**Stated exercise:**
Pictures stay out of the copy; restate everything else in the material exactly.

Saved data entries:
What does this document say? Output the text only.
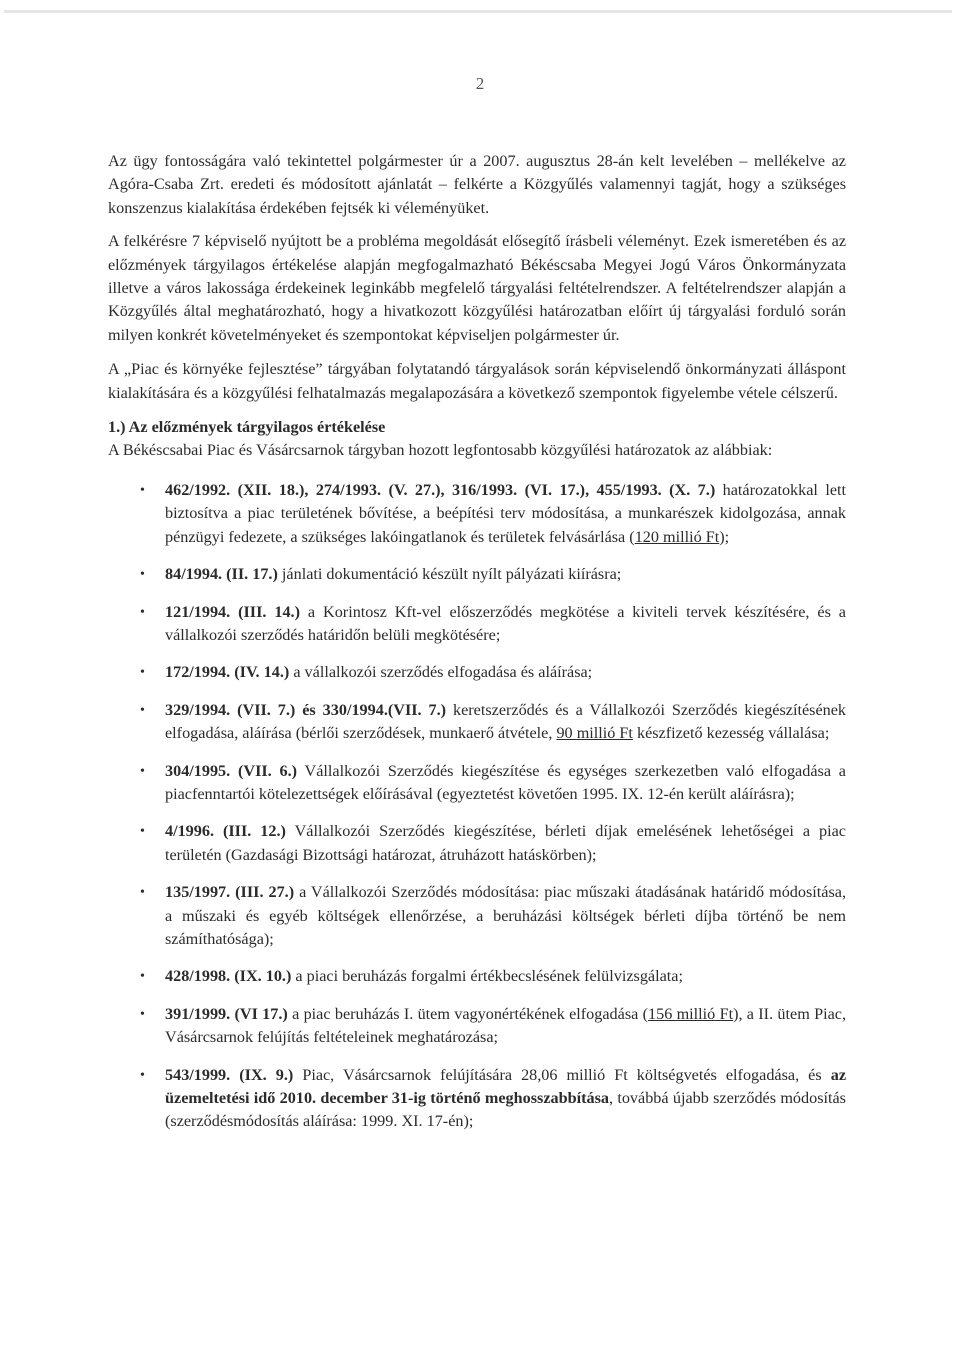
2

Az ügy fontosságára való tekintettel polgármester úr a 2007. augusztus 28-án kelt levelében – mellékelve az Agóra-Csaba Zrt. eredeti és módosított ajánlatát – felkérte a Közgyűlés valamennyi tagját, hogy a szükséges konszenzus kialakítása érdekében fejtsék ki véleményüket.

A felkérésre 7 képviselő nyújtott be a probléma megoldását elősegítő írásbeli véleményt. Ezek ismeretében és az előzmények tárgyilagos értékelése alapján megfogalmazható Békéscsaba Megyei Jogú Város Önkormányzata illetve a város lakossága érdekeinek leginkább megfelelő tárgyalási feltételrendszer. A feltételrendszer alapján a Közgyűlés által meghatározható, hogy a hivatkozott közgyűlési határozatban előírt új tárgyalási forduló során milyen konkrét követelményeket és szempontokat képviseljen polgármester úr.

A „Piac és környéke fejlesztése” tárgyában folytatandó tárgyalások során képviselendő önkormányzati álláspont kialakítására és a közgyűlési felhatalmazás megalapozására a következő szempontok figyelembe vétele célszerű.

1.) Az előzmények tárgyilagos értékelése

A Békéscsabai Piac és Vásárcsarnok tárgyban hozott legfontosabb közgyűlési határozatok az alábbiak:

• 462/1992. (XII. 18.), 274/1993. (V. 27.), 316/1993. (VI. 17.), 455/1993. (X. 7.) határozatokkal lett biztosítva a piac területének bővítése, a beépítési terv módosítása, a munkarészek kidolgozása, annak pénzügyi fedezete, a szükséges lakóingatlanok és területek felvásárlása (120 millió Ft);
• 84/1994. (II. 17.) jánlati dokumentáció készült nyílt pályázati kiírásra;
• 121/1994. (III. 14.) a Korintosz Kft-vel előszerződés megkötése a kiviteli tervek készítésére, és a vállalkozói szerződés határidőn belüli megkötésére;
• 172/1994. (IV. 14.) a vállalkozói szerződés elfogadása és aláírása;
• 329/1994. (VII. 7.) és 330/1994.(VII. 7.) keretszerződés és a Vállalkozói Szerződés kiegészítésének elfogadása, aláírása (bérlői szerződések, munkaerő átvétele, 90 millió Ft készfizető kezesség vállalása;
• 304/1995. (VII. 6.) Vállalkozói Szerződés kiegészítése és egységes szerkezetben való elfogadása a piacfenntartói kötelezettségek előírásával (egyeztetést követően 1995. IX. 12-én került aláírásra);
• 4/1996. (III. 12.) Vállalkozói Szerződés kiegészítése, bérleti díjak emelésének lehetőségei a piac területén (Gazdasági Bizottsági határozat, átruházott hatáskörben);
• 135/1997. (III. 27.) a Vállalkozói Szerződés módosítása: piac műszaki átadásának határidő módosítása, a műszaki és egyéb költségek ellenőrzése, a beruházási költségek bérleti díjba történő be nem számíthatósága);
• 428/1998. (IX. 10.) a piaci beruházás forgalmi értékbecslésének felülvizsgálata;
• 391/1999. (VI 17.) a piac beruházás I. ütem vagyonértékének elfogadása (156 millió Ft), a II. ütem Piac, Vásárcsarnok felújítás feltételeinek meghatározása;
• 543/1999. (IX. 9.) Piac, Vásárcsarnok felújítására 28,06 millió Ft költségvetés elfogadása, és az üzemeltetési idő 2010. december 31-ig történő meghosszabbítása, továbbá újabb szerződés módosítás (szerződésmódosítás aláírása: 1999. XI. 17-én);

**Exercise solution:**
What does this document say? Output the text only.
2

Az ügy fontosságára való tekintettel polgármester úr a 2007. augusztus 28-án kelt levelében – mellékelve az Agóra-Csaba Zrt. eredeti és módosított ajánlatát – felkérte a Közgyűlés valamennyi tagját, hogy a szükséges konszenzus kialakítása érdekében fejtsék ki véleményüket.

A felkérésre 7 képviselő nyújtott be a probléma megoldását elősegítő írásbeli véleményt. Ezek ismeretében és az előzmények tárgyilagos értékelése alapján megfogalmazható Békéscsaba Megyei Jogú Város Önkormányzata illetve a város lakossága érdekeinek leginkább megfelelő tárgyalási feltételrendszer. A feltételrendszer alapján a Közgyűlés által meghatározható, hogy a hivatkozott közgyűlési határozatban előírt új tárgyalási forduló során milyen konkrét követelményeket és szempontokat képviseljen polgármester úr.

A „Piac és környéke fejlesztése” tárgyában folytatandó tárgyalások során képviselendő önkormányzati álláspont kialakítására és a közgyűlési felhatalmazás megalapozására a következő szempontok figyelembe vétele célszerű.

1.) Az előzmények tárgyilagos értékelése

A Békéscsabai Piac és Vásárcsarnok tárgyban hozott legfontosabb közgyűlési határozatok az alábbiak:

• 462/1992. (XII. 18.), 274/1993. (V. 27.), 316/1993. (VI. 17.), 455/1993. (X. 7.) határozatokkal lett biztosítva a piac területének bővítése, a beépítési terv módosítása, a munkarészek kidolgozása, annak pénzügyi fedezete, a szükséges lakóingatlanok és területek felvásárlása (120 millió Ft);
• 84/1994. (II. 17.) jánlati dokumentáció készült nyílt pályázati kiírásra;
• 121/1994. (III. 14.) a Korintosz Kft-vel előszerződés megkötése a kiviteli tervek készítésére, és a vállalkozói szerződés határidőn belüli megkötésére;
• 172/1994. (IV. 14.) a vállalkozói szerződés elfogadása és aláírása;
• 329/1994. (VII. 7.) és 330/1994.(VII. 7.) keretszerződés és a Vállalkozói Szerződés kiegészítésének elfogadása, aláírása (bérlői szerződések, munkaerő átvétele, 90 millió Ft készfizető kezesség vállalása;
• 304/1995. (VII. 6.) Vállalkozói Szerződés kiegészítése és egységes szerkezetben való elfogadása a piacfenntartói kötelezettségek előírásával (egyeztetést követően 1995. IX. 12-én került aláírásra);
• 4/1996. (III. 12.) Vállalkozói Szerződés kiegészítése, bérleti díjak emelésének lehetőségei a piac területén (Gazdasági Bizottsági határozat, átruházott hatáskörben);
• 135/1997. (III. 27.) a Vállalkozói Szerződés módosítása: piac műszaki átadásának határidő módosítása, a műszaki és egyéb költségek ellenőrzése, a beruházási költségek bérleti díjba történő be nem számíthatósága);
• 428/1998. (IX. 10.) a piaci beruházás forgalmi értékbecslésének felülvizsgálata;
• 391/1999. (VI 17.) a piac beruházás I. ütem vagyonértékének elfogadása (156 millió Ft), a II. ütem Piac, Vásárcsarnok felújítás feltételeinek meghatározása;
• 543/1999. (IX. 9.) Piac, Vásárcsarnok felújítására 28,06 millió Ft költségvetés elfogadása, és az üzemeltetési idő 2010. december 31-ig történő meghosszabbítása, továbbá újabb szerződés módosítás (szerződésmódosítás aláírása: 1999. XI. 17-én);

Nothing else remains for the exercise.